▶ [Passage shown]:
=== Section Start ===

Fuppo HeadhunterFuppo Headhunter Moderator, Member, Alpha One
edited May 26 in General Discussion
What are your thoughts on a new players experience in a MMO world.. what have you seen from other games that worked out well and others that may not have?


Not a official story, just flavor story to go along with Discussion ideas!


Prologue:

Fuppo sits calmly on the broken wall beside a small box that contains what appears to be cookies. "I swear there were more of these. Did I eat one? No, there is mischief afoot." He nods his head in disapproval.
He feels something, a presence that was not there a moment before.
He swivels his head, looking to the west over towards the tops of the pine trees across the large meadow that spreads out before him. The glade has an ancient structure, with fallen and broken stone walls and towers. It sits rising on top of the ground that gently slopes up from the meadow's edge to the center where the tumbled stone blocks sit, jumbled in disarray but with enough structure to show the tower's grandeur and walls that once stood there.

Suddenly, he hears a noise in the distance, crashing branches and sees movement deep among the trees in the thick scrub brush that lays in dark patches under the spreading branches.

Quickly the small cat, for that is all that Fuppo is, is he? There are more profound mysteries about the feline than appear at first glance. One might be the glowing eyes, slitted with an iris that seems to burn with an inner fire that might consume the onlooker with a deluge of heat if released from the prison that traps it. Other hidden mysteries are not apparent at first glance hidden in the feline's body which is as black as the darkness you might find in a cave deep in the earth's bowels.

Bounding down from his perch, Fuppo leaps behind one of the large building stones toppled from the tower walls.
Looking again towards the treeline, he sees emerging from the deep shadows that cloak the forest edge a group of what appear to be travelers!

"Ah yes, finally," he thinks to himself.
"It took them long enough; I have been here after sneaking back through the Gateway from Verra for over a month waiting; what has taken them so long to arrive?" he wonders with a slight annoyance appearing on his small feline face. An old face, older than anyone could suspect.*

But that is not of import now. Fuppo leaves his hiding place and jumps to the top of a larger stone block so they will be able to see him clearly; one must be careful as one will not want to scare the travelers; they will have had run-ins with the... inhabitants in this area and might be slightly, well maybe more than a little frightened. "No use getting an arrow shot at me." he thinks, though that would be a wasted arrow.

"Good morning, or is it? The start of your adventure, travelers. Oh, they have no idea of the wonders and dangers facing them." He purrs... "oh yes, they have no idea."


Chapter 1: Through the Forest.

=== Section End ===

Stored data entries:

=== Section Start ===

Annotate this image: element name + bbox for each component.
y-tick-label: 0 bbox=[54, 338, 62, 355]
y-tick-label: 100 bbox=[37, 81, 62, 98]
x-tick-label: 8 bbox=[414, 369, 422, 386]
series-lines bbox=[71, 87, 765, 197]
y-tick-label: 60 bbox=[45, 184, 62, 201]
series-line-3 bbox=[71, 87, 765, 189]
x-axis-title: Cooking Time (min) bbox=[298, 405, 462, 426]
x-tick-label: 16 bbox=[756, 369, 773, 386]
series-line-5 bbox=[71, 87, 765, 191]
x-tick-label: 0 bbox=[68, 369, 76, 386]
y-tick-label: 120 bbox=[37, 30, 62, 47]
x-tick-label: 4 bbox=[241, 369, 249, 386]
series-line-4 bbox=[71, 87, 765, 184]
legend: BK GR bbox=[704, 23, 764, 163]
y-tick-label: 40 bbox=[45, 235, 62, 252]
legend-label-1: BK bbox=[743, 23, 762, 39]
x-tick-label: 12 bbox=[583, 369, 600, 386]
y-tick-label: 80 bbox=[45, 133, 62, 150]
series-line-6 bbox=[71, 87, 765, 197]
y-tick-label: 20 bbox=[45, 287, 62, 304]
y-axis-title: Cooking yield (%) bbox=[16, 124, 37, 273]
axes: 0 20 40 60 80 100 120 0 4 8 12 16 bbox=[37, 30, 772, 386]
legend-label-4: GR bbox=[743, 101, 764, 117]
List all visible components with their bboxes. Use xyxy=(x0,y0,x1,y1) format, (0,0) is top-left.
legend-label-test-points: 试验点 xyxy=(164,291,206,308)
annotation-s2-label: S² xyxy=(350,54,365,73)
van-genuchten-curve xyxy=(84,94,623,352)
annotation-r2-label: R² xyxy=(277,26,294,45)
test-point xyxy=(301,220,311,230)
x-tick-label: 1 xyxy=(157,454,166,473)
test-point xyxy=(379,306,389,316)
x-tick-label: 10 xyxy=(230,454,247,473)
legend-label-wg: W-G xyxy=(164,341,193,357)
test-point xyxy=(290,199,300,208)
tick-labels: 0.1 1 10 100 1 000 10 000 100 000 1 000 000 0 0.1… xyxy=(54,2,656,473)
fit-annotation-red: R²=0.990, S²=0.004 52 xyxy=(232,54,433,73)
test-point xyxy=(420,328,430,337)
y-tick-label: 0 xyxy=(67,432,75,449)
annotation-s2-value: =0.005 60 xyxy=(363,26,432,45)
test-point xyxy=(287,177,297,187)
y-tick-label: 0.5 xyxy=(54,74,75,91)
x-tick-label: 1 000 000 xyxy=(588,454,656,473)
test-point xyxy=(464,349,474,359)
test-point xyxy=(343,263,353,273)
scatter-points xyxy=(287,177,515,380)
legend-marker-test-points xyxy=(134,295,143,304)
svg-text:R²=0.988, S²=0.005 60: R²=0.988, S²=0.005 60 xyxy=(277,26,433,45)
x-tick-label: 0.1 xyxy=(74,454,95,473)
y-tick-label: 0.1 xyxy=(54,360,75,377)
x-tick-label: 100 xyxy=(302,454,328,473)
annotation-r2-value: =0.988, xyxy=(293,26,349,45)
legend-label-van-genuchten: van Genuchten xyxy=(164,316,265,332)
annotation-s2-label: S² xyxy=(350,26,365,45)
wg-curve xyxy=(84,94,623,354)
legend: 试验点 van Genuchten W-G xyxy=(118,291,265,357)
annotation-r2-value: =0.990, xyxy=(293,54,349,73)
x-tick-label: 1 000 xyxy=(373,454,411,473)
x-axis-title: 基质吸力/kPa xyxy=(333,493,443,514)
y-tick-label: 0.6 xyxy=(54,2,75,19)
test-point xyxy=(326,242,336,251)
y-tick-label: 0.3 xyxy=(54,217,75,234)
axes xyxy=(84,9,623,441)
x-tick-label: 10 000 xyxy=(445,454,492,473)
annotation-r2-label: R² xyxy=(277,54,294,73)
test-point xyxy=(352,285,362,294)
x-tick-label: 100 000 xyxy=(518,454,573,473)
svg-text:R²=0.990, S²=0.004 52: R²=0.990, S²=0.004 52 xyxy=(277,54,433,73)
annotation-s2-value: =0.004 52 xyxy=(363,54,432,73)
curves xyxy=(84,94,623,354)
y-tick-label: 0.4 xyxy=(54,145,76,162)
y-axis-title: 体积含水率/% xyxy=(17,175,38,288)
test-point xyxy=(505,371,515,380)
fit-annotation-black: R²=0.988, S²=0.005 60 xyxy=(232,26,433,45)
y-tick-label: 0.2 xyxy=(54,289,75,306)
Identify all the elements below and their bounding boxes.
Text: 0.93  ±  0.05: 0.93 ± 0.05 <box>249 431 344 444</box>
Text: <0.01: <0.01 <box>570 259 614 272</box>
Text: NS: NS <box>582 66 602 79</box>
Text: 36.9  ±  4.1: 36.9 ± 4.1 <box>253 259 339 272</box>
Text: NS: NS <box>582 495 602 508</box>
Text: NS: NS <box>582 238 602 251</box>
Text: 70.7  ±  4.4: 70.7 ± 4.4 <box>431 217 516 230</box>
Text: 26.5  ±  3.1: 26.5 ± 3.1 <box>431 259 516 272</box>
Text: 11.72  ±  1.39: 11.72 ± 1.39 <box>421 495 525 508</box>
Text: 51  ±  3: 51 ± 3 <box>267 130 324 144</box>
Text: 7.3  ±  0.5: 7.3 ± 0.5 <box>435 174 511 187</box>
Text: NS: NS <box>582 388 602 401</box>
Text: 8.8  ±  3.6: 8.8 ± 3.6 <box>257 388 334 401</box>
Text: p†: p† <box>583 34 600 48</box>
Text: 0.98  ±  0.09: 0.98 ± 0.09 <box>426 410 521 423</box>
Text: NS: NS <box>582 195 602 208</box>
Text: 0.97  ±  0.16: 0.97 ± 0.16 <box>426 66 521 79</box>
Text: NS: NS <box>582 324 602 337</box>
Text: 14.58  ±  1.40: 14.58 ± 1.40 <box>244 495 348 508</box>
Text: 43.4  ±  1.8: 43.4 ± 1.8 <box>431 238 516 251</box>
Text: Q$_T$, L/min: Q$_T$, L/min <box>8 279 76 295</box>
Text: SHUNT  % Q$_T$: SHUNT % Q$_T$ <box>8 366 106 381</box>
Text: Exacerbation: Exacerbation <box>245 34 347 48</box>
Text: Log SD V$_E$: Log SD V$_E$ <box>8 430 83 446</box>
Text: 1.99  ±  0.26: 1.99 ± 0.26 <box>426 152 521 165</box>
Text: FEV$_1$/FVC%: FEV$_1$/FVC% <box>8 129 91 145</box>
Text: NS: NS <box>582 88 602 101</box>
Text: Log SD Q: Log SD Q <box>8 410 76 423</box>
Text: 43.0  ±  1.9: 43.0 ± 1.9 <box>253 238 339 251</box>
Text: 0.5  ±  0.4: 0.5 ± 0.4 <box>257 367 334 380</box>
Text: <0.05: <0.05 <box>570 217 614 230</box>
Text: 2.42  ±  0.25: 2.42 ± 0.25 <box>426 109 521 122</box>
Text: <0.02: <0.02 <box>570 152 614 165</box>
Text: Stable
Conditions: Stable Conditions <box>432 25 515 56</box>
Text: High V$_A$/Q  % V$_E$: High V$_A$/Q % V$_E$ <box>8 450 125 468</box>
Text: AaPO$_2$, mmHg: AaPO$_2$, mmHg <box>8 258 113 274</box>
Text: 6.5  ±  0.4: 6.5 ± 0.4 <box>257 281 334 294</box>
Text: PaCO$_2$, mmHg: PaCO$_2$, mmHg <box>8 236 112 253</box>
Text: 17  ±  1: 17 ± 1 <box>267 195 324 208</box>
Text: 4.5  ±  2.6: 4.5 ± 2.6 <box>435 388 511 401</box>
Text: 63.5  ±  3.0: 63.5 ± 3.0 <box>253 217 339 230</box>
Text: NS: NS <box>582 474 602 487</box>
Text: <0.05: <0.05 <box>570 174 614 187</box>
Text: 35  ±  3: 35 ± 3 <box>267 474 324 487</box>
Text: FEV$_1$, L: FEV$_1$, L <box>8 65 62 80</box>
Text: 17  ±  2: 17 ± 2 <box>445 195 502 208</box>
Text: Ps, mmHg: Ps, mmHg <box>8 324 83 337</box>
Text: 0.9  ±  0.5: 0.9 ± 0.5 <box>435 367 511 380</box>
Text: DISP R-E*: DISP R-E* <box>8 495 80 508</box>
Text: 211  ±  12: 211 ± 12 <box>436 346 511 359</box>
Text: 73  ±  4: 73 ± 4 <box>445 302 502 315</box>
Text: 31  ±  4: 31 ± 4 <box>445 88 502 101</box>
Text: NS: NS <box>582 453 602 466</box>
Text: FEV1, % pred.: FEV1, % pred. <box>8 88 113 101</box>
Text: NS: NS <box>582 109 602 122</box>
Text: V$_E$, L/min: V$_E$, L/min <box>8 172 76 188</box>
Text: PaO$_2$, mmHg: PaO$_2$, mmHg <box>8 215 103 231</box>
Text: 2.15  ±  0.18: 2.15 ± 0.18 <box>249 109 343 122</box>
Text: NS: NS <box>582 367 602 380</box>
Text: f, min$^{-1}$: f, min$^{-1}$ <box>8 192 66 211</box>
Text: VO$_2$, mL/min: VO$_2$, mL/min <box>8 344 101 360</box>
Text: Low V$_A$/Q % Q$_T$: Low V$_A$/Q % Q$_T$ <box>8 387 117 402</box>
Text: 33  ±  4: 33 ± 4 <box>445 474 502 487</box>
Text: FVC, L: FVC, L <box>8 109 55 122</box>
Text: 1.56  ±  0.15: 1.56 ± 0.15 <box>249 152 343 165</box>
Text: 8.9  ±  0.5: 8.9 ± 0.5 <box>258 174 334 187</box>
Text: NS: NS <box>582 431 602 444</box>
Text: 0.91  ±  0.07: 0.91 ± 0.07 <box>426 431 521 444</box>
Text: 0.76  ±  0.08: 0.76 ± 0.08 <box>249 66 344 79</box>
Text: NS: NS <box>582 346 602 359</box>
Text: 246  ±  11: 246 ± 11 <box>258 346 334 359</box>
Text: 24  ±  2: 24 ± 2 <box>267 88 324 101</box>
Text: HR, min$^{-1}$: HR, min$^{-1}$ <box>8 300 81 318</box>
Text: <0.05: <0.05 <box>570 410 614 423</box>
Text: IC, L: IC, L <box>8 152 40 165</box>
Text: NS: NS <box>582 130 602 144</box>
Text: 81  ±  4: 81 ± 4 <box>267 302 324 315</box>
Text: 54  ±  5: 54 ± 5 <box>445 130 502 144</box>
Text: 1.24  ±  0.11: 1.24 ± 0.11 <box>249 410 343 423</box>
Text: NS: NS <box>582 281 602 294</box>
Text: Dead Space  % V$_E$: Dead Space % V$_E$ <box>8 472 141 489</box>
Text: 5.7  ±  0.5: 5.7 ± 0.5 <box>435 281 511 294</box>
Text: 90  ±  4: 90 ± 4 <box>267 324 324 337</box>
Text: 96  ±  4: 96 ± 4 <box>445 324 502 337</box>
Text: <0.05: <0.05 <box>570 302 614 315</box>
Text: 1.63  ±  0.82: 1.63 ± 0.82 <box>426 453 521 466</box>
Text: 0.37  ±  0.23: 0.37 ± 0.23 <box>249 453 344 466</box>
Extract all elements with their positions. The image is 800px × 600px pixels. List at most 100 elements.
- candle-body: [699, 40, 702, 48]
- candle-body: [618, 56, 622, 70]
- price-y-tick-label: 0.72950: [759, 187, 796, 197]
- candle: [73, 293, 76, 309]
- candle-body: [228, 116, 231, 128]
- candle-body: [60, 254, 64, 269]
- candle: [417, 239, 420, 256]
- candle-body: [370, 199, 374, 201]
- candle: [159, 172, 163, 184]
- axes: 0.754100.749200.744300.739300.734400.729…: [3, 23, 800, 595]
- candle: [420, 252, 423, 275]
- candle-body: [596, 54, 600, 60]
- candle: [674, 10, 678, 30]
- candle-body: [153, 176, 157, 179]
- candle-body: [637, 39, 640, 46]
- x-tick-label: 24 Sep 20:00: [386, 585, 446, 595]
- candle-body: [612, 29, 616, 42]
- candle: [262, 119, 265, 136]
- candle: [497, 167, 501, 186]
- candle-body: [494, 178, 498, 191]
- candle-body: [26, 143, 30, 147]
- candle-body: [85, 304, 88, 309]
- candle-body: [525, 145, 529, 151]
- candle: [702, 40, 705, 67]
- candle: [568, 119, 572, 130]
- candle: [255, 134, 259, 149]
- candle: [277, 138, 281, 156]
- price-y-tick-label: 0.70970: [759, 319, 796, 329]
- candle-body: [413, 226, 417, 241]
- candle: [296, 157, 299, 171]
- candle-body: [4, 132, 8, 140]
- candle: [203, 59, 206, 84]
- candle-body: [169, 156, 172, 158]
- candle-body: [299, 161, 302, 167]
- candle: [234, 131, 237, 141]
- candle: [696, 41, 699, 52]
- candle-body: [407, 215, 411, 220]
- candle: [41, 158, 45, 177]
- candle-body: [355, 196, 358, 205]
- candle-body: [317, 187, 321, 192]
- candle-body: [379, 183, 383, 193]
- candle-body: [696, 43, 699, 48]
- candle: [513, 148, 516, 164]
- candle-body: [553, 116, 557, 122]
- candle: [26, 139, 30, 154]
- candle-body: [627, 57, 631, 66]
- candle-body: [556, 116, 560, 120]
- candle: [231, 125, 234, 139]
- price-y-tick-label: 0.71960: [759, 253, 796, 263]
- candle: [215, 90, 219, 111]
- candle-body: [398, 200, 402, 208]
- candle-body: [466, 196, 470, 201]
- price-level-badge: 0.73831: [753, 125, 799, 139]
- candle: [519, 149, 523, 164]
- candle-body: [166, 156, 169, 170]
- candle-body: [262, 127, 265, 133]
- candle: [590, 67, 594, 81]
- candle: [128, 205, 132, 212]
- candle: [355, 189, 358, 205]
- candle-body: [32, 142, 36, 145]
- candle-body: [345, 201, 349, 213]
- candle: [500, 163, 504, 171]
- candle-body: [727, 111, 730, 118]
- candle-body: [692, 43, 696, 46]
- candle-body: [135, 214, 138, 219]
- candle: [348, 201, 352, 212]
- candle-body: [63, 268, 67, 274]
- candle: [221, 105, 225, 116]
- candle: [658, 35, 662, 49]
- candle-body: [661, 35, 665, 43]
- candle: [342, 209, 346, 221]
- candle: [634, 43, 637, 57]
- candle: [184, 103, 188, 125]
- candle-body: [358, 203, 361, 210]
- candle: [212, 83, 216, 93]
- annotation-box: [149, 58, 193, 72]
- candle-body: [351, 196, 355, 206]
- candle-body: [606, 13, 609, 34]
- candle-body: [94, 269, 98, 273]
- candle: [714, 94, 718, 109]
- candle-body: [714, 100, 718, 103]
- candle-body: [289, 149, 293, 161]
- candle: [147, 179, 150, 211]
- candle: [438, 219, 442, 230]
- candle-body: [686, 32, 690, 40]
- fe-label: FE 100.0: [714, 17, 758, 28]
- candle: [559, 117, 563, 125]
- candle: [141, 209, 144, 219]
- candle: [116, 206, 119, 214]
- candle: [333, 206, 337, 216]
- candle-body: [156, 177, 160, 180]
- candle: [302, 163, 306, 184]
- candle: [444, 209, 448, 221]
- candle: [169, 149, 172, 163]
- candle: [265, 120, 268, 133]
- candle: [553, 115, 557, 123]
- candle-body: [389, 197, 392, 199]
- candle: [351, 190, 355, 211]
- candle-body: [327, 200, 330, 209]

=== Section End ===

▶ [What you will do]:
1. Please extract the stretch of the Fuppo post from "Quickly the small" through "thinks to himself.".
2. Answer these from the Fuppo post:
(a) What does the small box beside Fuppo appear to contain?
(b) In which direction does Fuppo look when he swivels his head?
(c) Through what, and from where, did Fuppo sneak back?
3. Rewrite the paragraph of the Fuppo post beginning "He swivels his head" in fewer words, keeping its main facts.
None of these lines are needed for the work on the Fuppo post.

▶ [Task-by-task outputs]:
1.
Quickly the small cat, for that is all that Fuppo is, is he? There are more profound mysteries about the feline than appear at first glance. One might be the glowing eyes, slitted with an iris that seems to burn with an inner fire that might consume the onlooker with a deluge of heat if released from the prison that traps it. Other hidden mysteries are not apparent at first glance hidden in the feline's body which is as black as the darkness you might find in a cave deep in the earth's bowels.

Bounding down from his perch, Fuppo leaps behind one of the large building stones toppled from the tower walls.
Looking again towards the treeline, he sees emerging from the deep shadows that cloak the forest edge a group of what appear to be travelers!

"Ah yes, finally," he thinks to himself.

2.
(a) Cookies.
(b) West, toward the tops of the pine trees across the meadow.
(c) Through the Gateway from Verra.

3. Fuppo looks west toward the pine treetops beyond a large meadow. The glade holds an ancient structure of fallen, broken stone walls and towers. It sits on ground that slopes gently up from the meadow's edge to a center of jumbled stone blocks, which still show the grandeur of the tower and walls that once stood there.